Your instructions: Here are some records; copy every line that holds the word "모니터링".

— start of Records shown —

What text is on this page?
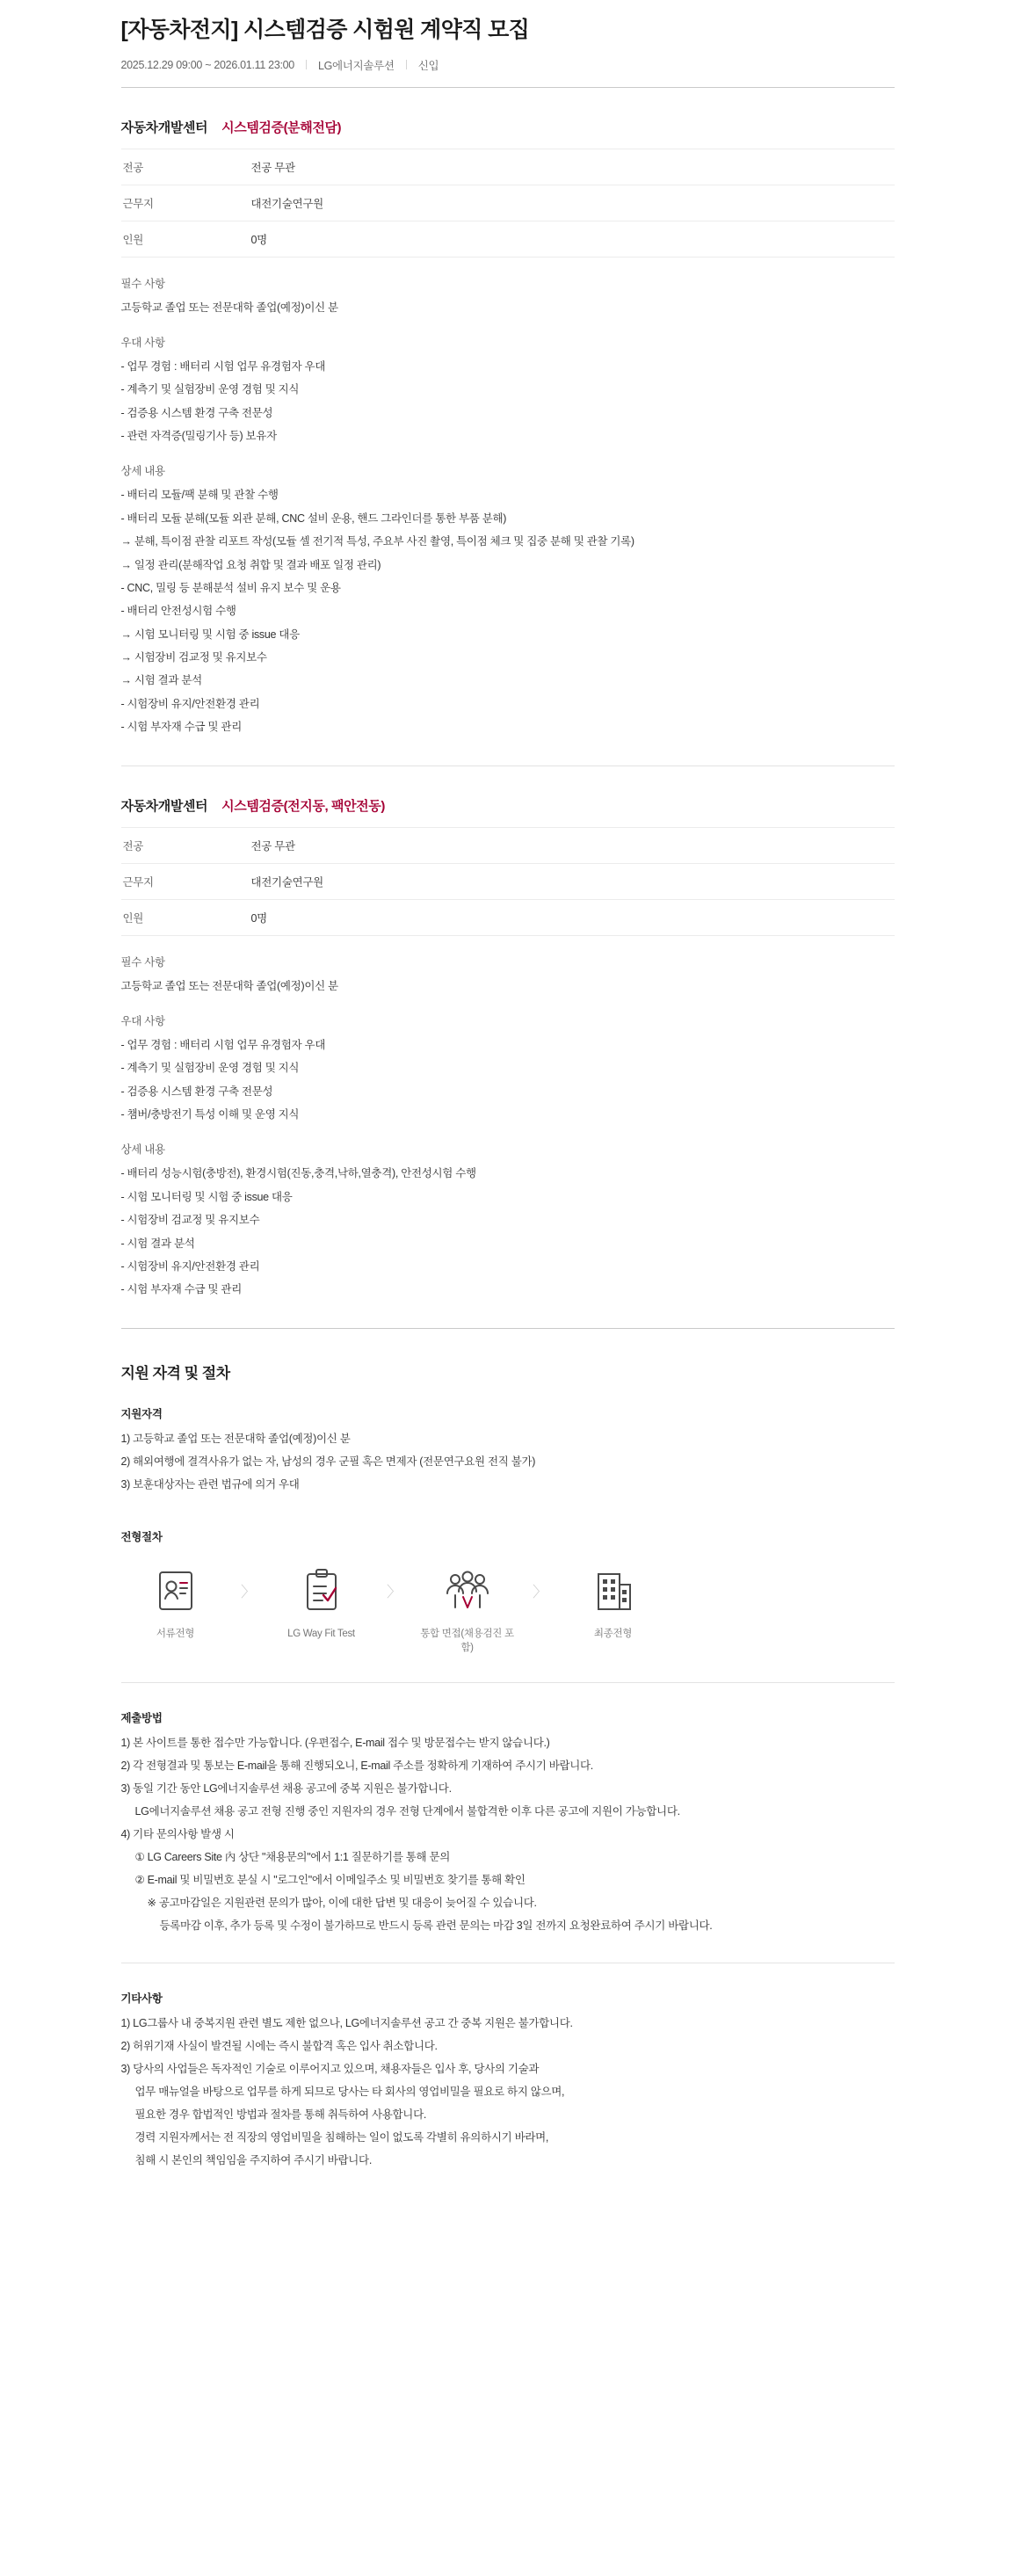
[자동차전지] 시스템검증 시험원 계약직 모집
2025.12.29 09:00 ~ 2026.01.11 23:00 LG에너지솔루션 신입
자동차개발센터 시스템검증(분해전담)
전공	전공 무관
근무지	대전기술연구원
인원	0명
필수 사항

고등학교 졸업 또는 전문대학 졸업(예정)이신 분

우대 사항

- 업무 경험 : 배터리 시험 업무 유경험자 우대

- 계측기 및 실험장비 운영 경험 및 지식

- 검증용 시스템 환경 구축 전문성

- 관련 자격증(밀링기사 등) 보유자

상세 내용

- 배터리 모듈/팩 분해 및 관찰 수행

- 배터리 모듈 분해(모듈 외관 분해, CNC 설비 운용, 핸드 그라인더를 통한 부품 분해)

→ 분해, 특이점 관찰 리포트 작성(모듈 셀 전기적 특성, 주요부 사진 촬영, 특이점 체크 및 집중 분해 및 관찰 기록)

→ 일정 관리(분해작업 요청 취합 및 결과 배포 일정 관리)

- CNC, 밀링 등 분해분석 설비 유지 보수 및 운용

- 배터리 안전성시험 수행

→ 시험 모니터링 및 시험 중 issue 대응

→ 시험장비 검교정 및 유지보수

→ 시험 결과 분석

- 시험장비 유지/안전환경 관리

- 시험 부자재 수급 및 관리

자동차개발센터 시스템검증(전지동, 팩안전동)
전공	전공 무관
근무지	대전기술연구원
인원	0명
필수 사항

고등학교 졸업 또는 전문대학 졸업(예정)이신 분

우대 사항

- 업무 경험 : 배터리 시험 업무 유경험자 우대

- 계측기 및 실험장비 운영 경험 및 지식

- 검증용 시스템 환경 구축 전문성

- 챔버/충방전기 특성 이해 및 운영 지식

상세 내용

- 배터리 성능시험(충방전), 환경시험(진동,충격,낙하,열충격), 안전성시험 수행

- 시험 모니터링 및 시험 중 issue 대응

- 시험장비 검교정 및 유지보수

- 시험 결과 분석

- 시험장비 유지/안전환경 관리

- 시험 부자재 수급 및 관리

지원 자격 및 절차
지원자격

1) 고등학교 졸업 또는 전문대학 졸업(예정)이신 분

2) 해외여행에 결격사유가 없는 자, 남성의 경우 군필 혹은 면제자 (전문연구요원 전직 불가)

3) 보훈대상자는 관련 법규에 의거 우대

전형절차
서류전형
〉
LG Way Fit Test
〉
통합 면접(채용검진 포함)
〉
최종전형
제출방법

1) 본 사이트를 통한 접수만 가능합니다. (우편접수, E-mail 접수 및 방문접수는 받지 않습니다.)

2) 각 전형결과 및 통보는 E-mail을 통해 진행되오니, E-mail 주소를 정확하게 기재하여 주시기 바랍니다.

3) 동일 기간 동안 LG에너지솔루션 채용 공고에 중복 지원은 불가합니다.

LG에너지솔루션 채용 공고 전형 진행 중인 지원자의 경우 전형 단계에서 불합격한 이후 다른 공고에 지원이 가능합니다.

4) 기타 문의사항 발생 시

① LG Careers Site 內 상단 "채용문의"에서 1:1 질문하기를 통해 문의

② E-mail 및 비밀번호 분실 시 "로그인"에서 이메일주소 및 비밀번호 찾기를 통해 확인

※ 공고마감일은 지원관련 문의가 많아, 이에 대한 답변 및 대응이 늦어질 수 있습니다.

등록마감 이후, 추가 등록 및 수정이 불가하므로 반드시 등록 관련 문의는 마감 3일 전까지 요청완료하여 주시기 바랍니다.

기타사항

1) LG그룹사 내 중복지원 관련 별도 제한 없으나, LG에너지솔루션 공고 간 중복 지원은 불가합니다.

2) 허위기재 사실이 발견될 시에는 즉시 불합격 혹은 입사 취소합니다.

3) 당사의 사업들은 독자적인 기술로 이루어지고 있으며, 채용자들은 입사 후, 당사의 기술과

업무 매뉴얼을 바탕으로 업무를 하게 되므로 당사는 타 회사의 영업비밀을 필요로 하지 않으며,

필요한 경우 합법적인 방법과 절차를 통해 취득하여 사용합니다.

경력 지원자께서는 전 직장의 영업비밀을 침해하는 일이 없도록 각별히 유의하시기 바라며,

침해 시 본인의 책임임을 주지하여 주시기 바랍니다.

— end of Records shown —

Complete output:
→ 시험 모니터링 및 시험 중 issue 대응
- 시험 모니터링 및 시험 중 issue 대응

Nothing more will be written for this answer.